TESTO FORNITO:
I carabinieri hanno rintracciato e portato in caserma uno dei presunti aggressori del senegalese di 19 anni picchiato da un gruppo di uomini mentre si trovava davanti a un bar a Partinico. Il branco lo avrebbe prima offeso e insultato, per poi passare alle vie di fatto, causandogli ferite alla bocca e alle orecchie. Dopo il pestaggio il 19enne è stato ascoltato dai carabinieri che hanno fatto partire le indagini e sono riusciti a risalire a uno dei protagonisti, che dopo essere stato interrogato è stato denunciato. Si tratta di un 34enne di Partinico. “E’ considerato responsabile dei reati di lesioni personali aggravate dall’odio raziale”, spiegano i carabinieri della compagnia di Partinico. Le indagini hanno consentito di individuare l’uomo, il cui coinvolgimento nei fatti è stato confermato da diverse testimonianze.
Il giovane senegalese, arrivato in Sicilia nel 2016 e ospite di una comunità, è stato preso in cura dai medici dell’ospedale Civico e dimesso con 7 giorni di prognosi. L’aggressione gli ha provocato ferite guaribili in sette giorni. La vittima del pestaggio ha raccontato di essere stato avvicinato da un gruppo nei pressi di piazza Caterina. Erano in sette contro uno. Prima gli hanno tirato con violenza le orecchie, dicendogli: “Vattene via sporco negro”. Poi mentre uno del gruppo lo teneva fermo gli altri lo prendevano a calci e pugni. Dopo la violenza subita il diciannovenne ha presentato una denuncia ai carabinieri. “Non ho reagito – ha raccontato il senegalese – perché non alzo le mani. Mi potevo difendere, ma gli educatori della comunità mi hanno insegnato che non si alzano le mani”.

MATERIALE FORNITO:
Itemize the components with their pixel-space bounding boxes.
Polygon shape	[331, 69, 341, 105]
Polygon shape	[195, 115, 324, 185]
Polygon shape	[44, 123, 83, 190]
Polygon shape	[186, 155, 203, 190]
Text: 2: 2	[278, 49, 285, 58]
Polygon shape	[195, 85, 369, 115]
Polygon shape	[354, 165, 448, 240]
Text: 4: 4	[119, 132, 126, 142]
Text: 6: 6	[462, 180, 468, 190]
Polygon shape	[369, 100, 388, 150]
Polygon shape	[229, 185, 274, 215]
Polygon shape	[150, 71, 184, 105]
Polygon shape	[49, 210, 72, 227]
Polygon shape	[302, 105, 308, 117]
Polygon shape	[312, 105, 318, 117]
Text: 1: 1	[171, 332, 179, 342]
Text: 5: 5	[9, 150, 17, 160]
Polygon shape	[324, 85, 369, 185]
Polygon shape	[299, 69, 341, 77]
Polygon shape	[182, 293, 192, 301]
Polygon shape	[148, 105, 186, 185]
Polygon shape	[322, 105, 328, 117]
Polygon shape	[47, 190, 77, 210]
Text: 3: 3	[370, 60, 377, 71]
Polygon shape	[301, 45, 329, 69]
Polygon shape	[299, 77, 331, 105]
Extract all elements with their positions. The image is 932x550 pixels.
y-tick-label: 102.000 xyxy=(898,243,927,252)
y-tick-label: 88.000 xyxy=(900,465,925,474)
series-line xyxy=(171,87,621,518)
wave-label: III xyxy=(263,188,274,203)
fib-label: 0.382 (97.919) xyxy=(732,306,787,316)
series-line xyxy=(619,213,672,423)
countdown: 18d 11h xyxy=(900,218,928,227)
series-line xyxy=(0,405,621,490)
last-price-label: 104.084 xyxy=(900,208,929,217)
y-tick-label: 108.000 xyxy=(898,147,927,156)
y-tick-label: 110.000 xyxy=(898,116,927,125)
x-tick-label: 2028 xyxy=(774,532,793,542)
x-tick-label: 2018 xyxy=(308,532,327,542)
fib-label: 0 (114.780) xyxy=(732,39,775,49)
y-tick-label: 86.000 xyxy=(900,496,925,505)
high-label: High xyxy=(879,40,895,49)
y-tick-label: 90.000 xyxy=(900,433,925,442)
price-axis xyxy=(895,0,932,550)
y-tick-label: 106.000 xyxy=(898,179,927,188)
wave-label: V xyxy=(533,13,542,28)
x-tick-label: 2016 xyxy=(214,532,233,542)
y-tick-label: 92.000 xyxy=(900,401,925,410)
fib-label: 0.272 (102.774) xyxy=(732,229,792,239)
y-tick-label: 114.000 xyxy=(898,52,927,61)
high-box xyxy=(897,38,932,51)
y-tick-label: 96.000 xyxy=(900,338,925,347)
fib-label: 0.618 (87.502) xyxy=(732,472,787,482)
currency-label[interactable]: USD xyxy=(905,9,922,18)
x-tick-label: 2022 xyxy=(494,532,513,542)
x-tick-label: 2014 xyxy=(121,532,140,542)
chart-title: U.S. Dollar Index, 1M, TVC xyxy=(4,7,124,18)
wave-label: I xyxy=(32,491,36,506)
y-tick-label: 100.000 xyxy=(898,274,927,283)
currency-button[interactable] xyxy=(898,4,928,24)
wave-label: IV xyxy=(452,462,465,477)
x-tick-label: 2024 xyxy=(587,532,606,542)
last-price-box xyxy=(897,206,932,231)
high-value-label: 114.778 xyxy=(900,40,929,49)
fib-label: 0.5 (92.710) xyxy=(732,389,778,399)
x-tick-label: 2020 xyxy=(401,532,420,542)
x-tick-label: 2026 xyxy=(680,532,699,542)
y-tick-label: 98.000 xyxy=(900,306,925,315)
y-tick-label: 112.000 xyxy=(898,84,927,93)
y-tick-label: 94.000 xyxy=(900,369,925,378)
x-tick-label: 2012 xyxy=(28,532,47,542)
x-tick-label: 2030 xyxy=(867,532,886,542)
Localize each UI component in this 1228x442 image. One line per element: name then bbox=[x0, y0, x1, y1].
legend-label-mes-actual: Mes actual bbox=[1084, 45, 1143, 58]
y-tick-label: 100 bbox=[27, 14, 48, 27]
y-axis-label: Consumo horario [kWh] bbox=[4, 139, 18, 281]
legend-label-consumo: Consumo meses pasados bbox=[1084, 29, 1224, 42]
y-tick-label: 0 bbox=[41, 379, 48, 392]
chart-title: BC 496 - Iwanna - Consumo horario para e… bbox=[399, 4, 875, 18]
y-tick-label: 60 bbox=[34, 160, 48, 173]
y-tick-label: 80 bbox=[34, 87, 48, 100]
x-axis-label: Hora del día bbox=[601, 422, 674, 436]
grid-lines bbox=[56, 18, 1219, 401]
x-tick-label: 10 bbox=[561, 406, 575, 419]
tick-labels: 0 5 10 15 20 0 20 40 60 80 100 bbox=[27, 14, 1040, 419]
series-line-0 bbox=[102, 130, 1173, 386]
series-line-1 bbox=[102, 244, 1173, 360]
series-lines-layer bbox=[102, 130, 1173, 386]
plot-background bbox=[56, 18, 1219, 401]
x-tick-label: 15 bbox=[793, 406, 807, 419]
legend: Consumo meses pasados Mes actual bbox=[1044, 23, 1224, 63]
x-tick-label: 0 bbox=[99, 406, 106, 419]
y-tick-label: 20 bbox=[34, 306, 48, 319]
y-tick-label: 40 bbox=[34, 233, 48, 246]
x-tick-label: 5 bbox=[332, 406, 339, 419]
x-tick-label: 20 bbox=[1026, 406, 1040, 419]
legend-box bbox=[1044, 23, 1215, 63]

IL PROBLEMA:
Nel testo sull'aggressione a Partinico, quanti anni ha l'uomo denunciato dai carabinieri?

RISPOSTA AL COMPITO:
34 anni.